DO THIS :: The records below must be output exactly, without pictures.

DATA FOR THIS TASK ::
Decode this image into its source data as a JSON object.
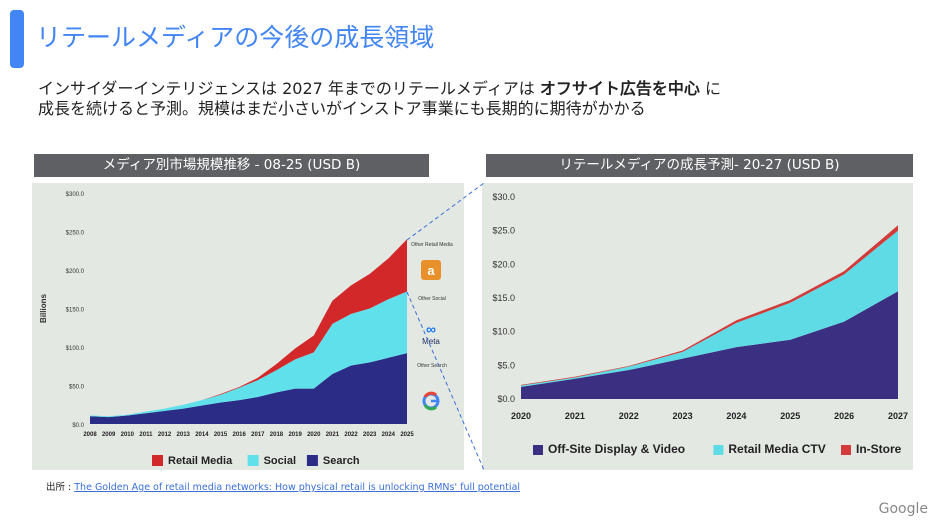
{
  "slide": {
    "title": "リテールメディアの今後の成長領域",
    "lead_line1_a": "インサイダーインテリジェンスは  2027 年までのリテールメディアは ",
    "lead_line1_bold": "オフサイト広告を中心",
    "lead_line1_b": " に",
    "lead_line2": "成長を続けると予測。規模はまだ小さいがインストア事業にも長期的に期待がかかる",
    "source_label": "出所 : ",
    "source_link": "The Golden Age of retail media networks: How physical retail is unlocking RMNs' full potential",
    "footer_brand": "Google",
    "accent_color": "#4285f4"
  },
  "chart_data": [
    {
      "type": "area",
      "stacked": true,
      "header": "メディア別市場規模推移 - 08-25 (USD B)",
      "ylabel": "Billions",
      "ylim": [
        0,
        300
      ],
      "yticks": [
        "$0.0",
        "$50.0",
        "$100.0",
        "$150.0",
        "$200.0",
        "$250.0",
        "$300.0"
      ],
      "x": [
        "2008",
        "2009",
        "2010",
        "2011",
        "2012",
        "2013",
        "2014",
        "2015",
        "2016",
        "2017",
        "2018",
        "2019",
        "2020",
        "2021",
        "2022",
        "2023",
        "2024",
        "2025"
      ],
      "series": [
        {
          "name": "Search",
          "color": "#2b2c86",
          "values": [
            10,
            9,
            11,
            14,
            17,
            20,
            24,
            28,
            31,
            35,
            41,
            46,
            46,
            65,
            76,
            80,
            86,
            92
          ]
        },
        {
          "name": "Social",
          "color": "#5fe0ea",
          "values": [
            1,
            1,
            1,
            2,
            3,
            5,
            7,
            10,
            16,
            22,
            29,
            38,
            47,
            65,
            67,
            70,
            76,
            80
          ]
        },
        {
          "name": "Retail Media",
          "color": "#d3282a",
          "values": [
            0,
            0,
            0,
            0,
            0,
            0,
            0,
            1,
            1,
            3,
            8,
            14,
            22,
            30,
            37,
            45,
            53,
            68
          ]
        }
      ],
      "side_labels": [
        "Other Retail Media",
        "Other Social",
        "Other Search"
      ],
      "side_icons": [
        "amazon-logo",
        "meta-logo",
        "google-logo"
      ],
      "meta_text": "Meta",
      "legend": "bottom"
    },
    {
      "type": "area",
      "stacked": true,
      "header": "リテールメディアの成長予測- 20-27 (USD B)",
      "ylim": [
        0,
        30
      ],
      "yticks": [
        "$0.0",
        "$5.0",
        "$10.0",
        "$15.0",
        "$20.0",
        "$25.0",
        "$30.0"
      ],
      "x": [
        "2020",
        "2021",
        "2022",
        "2023",
        "2024",
        "2025",
        "2026",
        "2027"
      ],
      "series": [
        {
          "name": "Off-Site Display & Video",
          "color": "#3a2f80",
          "values": [
            1.8,
            3.0,
            4.3,
            6.0,
            7.7,
            8.8,
            11.5,
            16.0
          ]
        },
        {
          "name": "Retail Media CTV",
          "color": "#5fdbe6",
          "values": [
            0.2,
            0.2,
            0.5,
            1.0,
            3.6,
            5.5,
            7.0,
            9.0
          ]
        },
        {
          "name": "In-Store",
          "color": "#d33a3a",
          "values": [
            0.1,
            0.1,
            0.1,
            0.2,
            0.4,
            0.4,
            0.5,
            0.8
          ]
        }
      ],
      "legend": "bottom"
    }
  ]
}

TASK RESPONSE ::
Decode this image into its source data as a JSON object.
{
  "slide": {
    "title": "リテールメディアの今後の成長領域",
    "lead_line1_a": "インサイダーインテリジェンスは  2027 年までのリテールメディアは ",
    "lead_line1_bold": "オフサイト広告を中心",
    "lead_line1_b": " に",
    "lead_line2": "成長を続けると予測。規模はまだ小さいがインストア事業にも長期的に期待がかかる",
    "source_label": "出所 : ",
    "source_link": "The Golden Age of retail media networks: How physical retail is unlocking RMNs' full potential",
    "footer_brand": "Google",
    "accent_color": "#4285f4"
  },
  "chart_data": [
    {
      "type": "area",
      "stacked": true,
      "header": "メディア別市場規模推移 - 08-25 (USD B)",
      "ylabel": "Billions",
      "ylim": [
        0,
        300
      ],
      "yticks": [
        "$0.0",
        "$50.0",
        "$100.0",
        "$150.0",
        "$200.0",
        "$250.0",
        "$300.0"
      ],
      "x": [
        "2008",
        "2009",
        "2010",
        "2011",
        "2012",
        "2013",
        "2014",
        "2015",
        "2016",
        "2017",
        "2018",
        "2019",
        "2020",
        "2021",
        "2022",
        "2023",
        "2024",
        "2025"
      ],
      "series": [
        {
          "name": "Search",
          "color": "#2b2c86",
          "values": [
            10,
            9,
            11,
            14,
            17,
            20,
            24,
            28,
            31,
            35,
            41,
            46,
            46,
            65,
            76,
            80,
            86,
            92
          ]
        },
        {
          "name": "Social",
          "color": "#5fe0ea",
          "values": [
            1,
            1,
            1,
            2,
            3,
            5,
            7,
            10,
            16,
            22,
            29,
            38,
            47,
            65,
            67,
            70,
            76,
            80
          ]
        },
        {
          "name": "Retail Media",
          "color": "#d3282a",
          "values": [
            0,
            0,
            0,
            0,
            0,
            0,
            0,
            1,
            1,
            3,
            8,
            14,
            22,
            30,
            37,
            45,
            53,
            68
          ]
        }
      ],
      "side_labels": [
        "Other Retail Media",
        "Other Social",
        "Other Search"
      ],
      "side_icons": [
        "amazon-logo",
        "meta-logo",
        "google-logo"
      ],
      "meta_text": "Meta",
      "legend": "bottom"
    },
    {
      "type": "area",
      "stacked": true,
      "header": "リテールメディアの成長予測- 20-27 (USD B)",
      "ylim": [
        0,
        30
      ],
      "yticks": [
        "$0.0",
        "$5.0",
        "$10.0",
        "$15.0",
        "$20.0",
        "$25.0",
        "$30.0"
      ],
      "x": [
        "2020",
        "2021",
        "2022",
        "2023",
        "2024",
        "2025",
        "2026",
        "2027"
      ],
      "series": [
        {
          "name": "Off-Site Display & Video",
          "color": "#3a2f80",
          "values": [
            1.8,
            3.0,
            4.3,
            6.0,
            7.7,
            8.8,
            11.5,
            16.0
          ]
        },
        {
          "name": "Retail Media CTV",
          "color": "#5fdbe6",
          "values": [
            0.2,
            0.2,
            0.5,
            1.0,
            3.6,
            5.5,
            7.0,
            9.0
          ]
        },
        {
          "name": "In-Store",
          "color": "#d33a3a",
          "values": [
            0.1,
            0.1,
            0.1,
            0.2,
            0.4,
            0.4,
            0.5,
            0.8
          ]
        }
      ],
      "legend": "bottom"
    }
  ]
}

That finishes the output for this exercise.